▸ **EXTRACTED MATERIAL**
__________________________________________________
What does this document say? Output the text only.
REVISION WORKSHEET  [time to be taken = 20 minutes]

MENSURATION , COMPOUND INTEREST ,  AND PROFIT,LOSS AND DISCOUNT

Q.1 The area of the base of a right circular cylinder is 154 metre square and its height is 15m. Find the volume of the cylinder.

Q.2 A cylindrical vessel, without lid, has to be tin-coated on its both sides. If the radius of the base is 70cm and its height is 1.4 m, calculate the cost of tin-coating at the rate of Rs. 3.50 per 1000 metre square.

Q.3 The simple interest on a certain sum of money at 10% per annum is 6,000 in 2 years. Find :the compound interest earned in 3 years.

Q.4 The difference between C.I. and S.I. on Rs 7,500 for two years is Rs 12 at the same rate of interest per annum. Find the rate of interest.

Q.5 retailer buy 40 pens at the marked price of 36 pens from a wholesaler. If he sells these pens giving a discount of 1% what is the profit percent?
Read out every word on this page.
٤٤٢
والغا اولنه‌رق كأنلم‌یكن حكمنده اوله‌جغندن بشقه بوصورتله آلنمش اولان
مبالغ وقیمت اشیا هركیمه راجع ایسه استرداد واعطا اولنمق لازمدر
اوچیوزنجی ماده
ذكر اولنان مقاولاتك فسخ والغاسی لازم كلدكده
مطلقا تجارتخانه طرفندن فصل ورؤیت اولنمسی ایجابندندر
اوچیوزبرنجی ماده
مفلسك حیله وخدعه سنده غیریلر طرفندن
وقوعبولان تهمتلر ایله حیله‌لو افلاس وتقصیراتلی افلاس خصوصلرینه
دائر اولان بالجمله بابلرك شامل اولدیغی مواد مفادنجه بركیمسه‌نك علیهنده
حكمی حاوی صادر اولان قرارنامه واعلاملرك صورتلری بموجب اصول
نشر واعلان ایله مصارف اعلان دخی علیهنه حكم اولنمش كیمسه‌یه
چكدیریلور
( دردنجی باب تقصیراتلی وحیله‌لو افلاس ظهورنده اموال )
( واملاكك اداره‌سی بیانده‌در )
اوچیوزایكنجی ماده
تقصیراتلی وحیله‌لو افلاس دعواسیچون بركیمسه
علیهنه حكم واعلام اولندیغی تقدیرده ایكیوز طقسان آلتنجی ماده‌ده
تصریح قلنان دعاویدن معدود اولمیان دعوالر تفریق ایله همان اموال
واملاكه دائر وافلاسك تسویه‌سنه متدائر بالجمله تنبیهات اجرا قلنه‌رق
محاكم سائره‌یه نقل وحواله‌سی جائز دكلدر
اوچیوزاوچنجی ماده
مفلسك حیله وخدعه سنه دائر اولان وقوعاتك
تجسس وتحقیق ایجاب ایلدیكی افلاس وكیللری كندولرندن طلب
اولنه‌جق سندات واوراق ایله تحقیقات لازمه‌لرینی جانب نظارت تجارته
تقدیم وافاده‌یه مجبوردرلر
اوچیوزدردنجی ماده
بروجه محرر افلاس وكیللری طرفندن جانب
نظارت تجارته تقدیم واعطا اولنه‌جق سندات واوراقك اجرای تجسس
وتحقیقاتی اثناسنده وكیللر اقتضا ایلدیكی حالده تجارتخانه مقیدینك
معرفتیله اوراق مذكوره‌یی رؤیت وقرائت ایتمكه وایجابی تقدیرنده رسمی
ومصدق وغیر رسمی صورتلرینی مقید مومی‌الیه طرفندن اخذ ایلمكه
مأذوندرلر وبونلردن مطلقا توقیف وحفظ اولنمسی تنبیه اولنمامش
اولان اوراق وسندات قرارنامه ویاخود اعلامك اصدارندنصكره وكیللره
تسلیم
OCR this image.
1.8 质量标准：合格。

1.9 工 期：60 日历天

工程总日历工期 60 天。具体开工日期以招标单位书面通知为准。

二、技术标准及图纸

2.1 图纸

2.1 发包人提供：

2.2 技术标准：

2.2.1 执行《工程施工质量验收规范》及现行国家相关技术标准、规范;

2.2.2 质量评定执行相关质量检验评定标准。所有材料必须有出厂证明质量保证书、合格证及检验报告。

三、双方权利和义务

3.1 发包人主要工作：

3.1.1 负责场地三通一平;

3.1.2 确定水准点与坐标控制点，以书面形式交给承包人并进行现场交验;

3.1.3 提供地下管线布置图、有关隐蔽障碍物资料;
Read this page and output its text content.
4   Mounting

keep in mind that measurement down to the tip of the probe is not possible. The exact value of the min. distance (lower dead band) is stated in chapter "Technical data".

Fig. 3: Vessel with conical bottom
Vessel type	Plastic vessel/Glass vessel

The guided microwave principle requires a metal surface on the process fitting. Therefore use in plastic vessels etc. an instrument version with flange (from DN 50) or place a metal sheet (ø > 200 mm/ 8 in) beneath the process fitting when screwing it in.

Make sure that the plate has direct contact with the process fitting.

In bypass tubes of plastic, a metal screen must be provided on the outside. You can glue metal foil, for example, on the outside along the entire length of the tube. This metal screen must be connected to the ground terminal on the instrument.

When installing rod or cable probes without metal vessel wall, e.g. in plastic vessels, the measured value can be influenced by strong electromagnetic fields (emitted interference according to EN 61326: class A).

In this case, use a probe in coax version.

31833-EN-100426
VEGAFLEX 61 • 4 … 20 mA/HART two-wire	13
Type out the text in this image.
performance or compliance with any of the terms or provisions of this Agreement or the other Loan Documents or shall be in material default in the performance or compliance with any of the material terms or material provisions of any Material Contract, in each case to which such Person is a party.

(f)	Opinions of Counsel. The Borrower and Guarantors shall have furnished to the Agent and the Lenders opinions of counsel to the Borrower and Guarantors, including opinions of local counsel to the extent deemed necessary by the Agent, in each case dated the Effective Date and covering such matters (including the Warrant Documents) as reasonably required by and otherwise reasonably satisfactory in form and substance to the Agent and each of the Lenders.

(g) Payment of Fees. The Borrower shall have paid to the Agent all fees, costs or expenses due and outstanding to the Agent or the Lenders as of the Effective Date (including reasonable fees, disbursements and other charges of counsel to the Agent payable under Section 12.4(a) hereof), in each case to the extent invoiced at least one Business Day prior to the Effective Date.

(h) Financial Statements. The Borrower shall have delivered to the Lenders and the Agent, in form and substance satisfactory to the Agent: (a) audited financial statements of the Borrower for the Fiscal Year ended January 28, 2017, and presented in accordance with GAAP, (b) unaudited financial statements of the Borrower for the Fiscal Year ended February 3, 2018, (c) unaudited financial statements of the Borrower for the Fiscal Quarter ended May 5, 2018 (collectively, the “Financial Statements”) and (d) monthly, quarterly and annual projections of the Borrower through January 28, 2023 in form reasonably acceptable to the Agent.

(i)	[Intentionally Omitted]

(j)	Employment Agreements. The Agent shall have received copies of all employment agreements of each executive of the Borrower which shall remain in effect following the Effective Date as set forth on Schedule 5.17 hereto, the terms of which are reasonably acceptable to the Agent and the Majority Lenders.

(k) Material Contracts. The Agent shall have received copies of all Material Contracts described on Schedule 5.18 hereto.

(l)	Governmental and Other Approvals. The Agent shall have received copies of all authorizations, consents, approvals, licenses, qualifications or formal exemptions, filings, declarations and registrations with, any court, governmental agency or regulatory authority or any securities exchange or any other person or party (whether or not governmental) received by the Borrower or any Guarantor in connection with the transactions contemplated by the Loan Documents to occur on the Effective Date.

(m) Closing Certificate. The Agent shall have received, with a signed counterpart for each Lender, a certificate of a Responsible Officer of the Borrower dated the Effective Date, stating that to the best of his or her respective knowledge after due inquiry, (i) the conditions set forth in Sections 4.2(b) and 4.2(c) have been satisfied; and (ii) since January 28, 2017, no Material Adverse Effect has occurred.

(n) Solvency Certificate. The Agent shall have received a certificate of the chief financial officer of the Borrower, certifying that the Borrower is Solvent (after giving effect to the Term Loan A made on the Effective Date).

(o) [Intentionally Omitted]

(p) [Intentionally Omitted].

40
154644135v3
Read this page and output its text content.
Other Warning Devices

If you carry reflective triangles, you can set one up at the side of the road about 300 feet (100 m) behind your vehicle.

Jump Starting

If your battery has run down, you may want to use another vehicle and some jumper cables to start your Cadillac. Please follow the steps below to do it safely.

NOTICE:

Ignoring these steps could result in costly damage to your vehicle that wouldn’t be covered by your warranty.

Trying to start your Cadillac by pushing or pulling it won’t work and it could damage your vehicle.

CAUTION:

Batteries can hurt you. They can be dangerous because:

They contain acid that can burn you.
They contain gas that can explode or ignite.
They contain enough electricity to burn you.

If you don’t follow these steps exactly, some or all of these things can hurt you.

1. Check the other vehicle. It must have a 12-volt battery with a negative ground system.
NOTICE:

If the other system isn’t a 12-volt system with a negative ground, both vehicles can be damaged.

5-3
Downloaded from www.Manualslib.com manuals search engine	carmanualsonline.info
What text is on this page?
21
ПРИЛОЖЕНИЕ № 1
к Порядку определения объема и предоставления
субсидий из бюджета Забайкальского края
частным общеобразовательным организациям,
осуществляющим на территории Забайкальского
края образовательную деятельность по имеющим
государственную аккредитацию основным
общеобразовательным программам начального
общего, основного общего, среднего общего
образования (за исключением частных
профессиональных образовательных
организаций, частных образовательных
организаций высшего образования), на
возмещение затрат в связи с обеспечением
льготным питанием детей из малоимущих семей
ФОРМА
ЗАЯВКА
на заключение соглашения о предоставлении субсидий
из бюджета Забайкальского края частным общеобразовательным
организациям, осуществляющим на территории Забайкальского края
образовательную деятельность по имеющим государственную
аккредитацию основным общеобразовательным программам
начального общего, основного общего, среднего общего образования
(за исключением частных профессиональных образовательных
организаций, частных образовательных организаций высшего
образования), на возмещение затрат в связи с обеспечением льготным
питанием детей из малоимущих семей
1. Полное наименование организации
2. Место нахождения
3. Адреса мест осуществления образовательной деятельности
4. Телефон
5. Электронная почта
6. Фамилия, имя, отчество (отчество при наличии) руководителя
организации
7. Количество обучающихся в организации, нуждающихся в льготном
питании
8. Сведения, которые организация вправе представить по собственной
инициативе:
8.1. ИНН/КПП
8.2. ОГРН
__________________________________________________
Go through the listing above and list every line that has the word "аккредитацию".

▸ **RESULT OF THE TASK**
государственную аккредитацию основным
аккредитацию основным общеобразовательным программам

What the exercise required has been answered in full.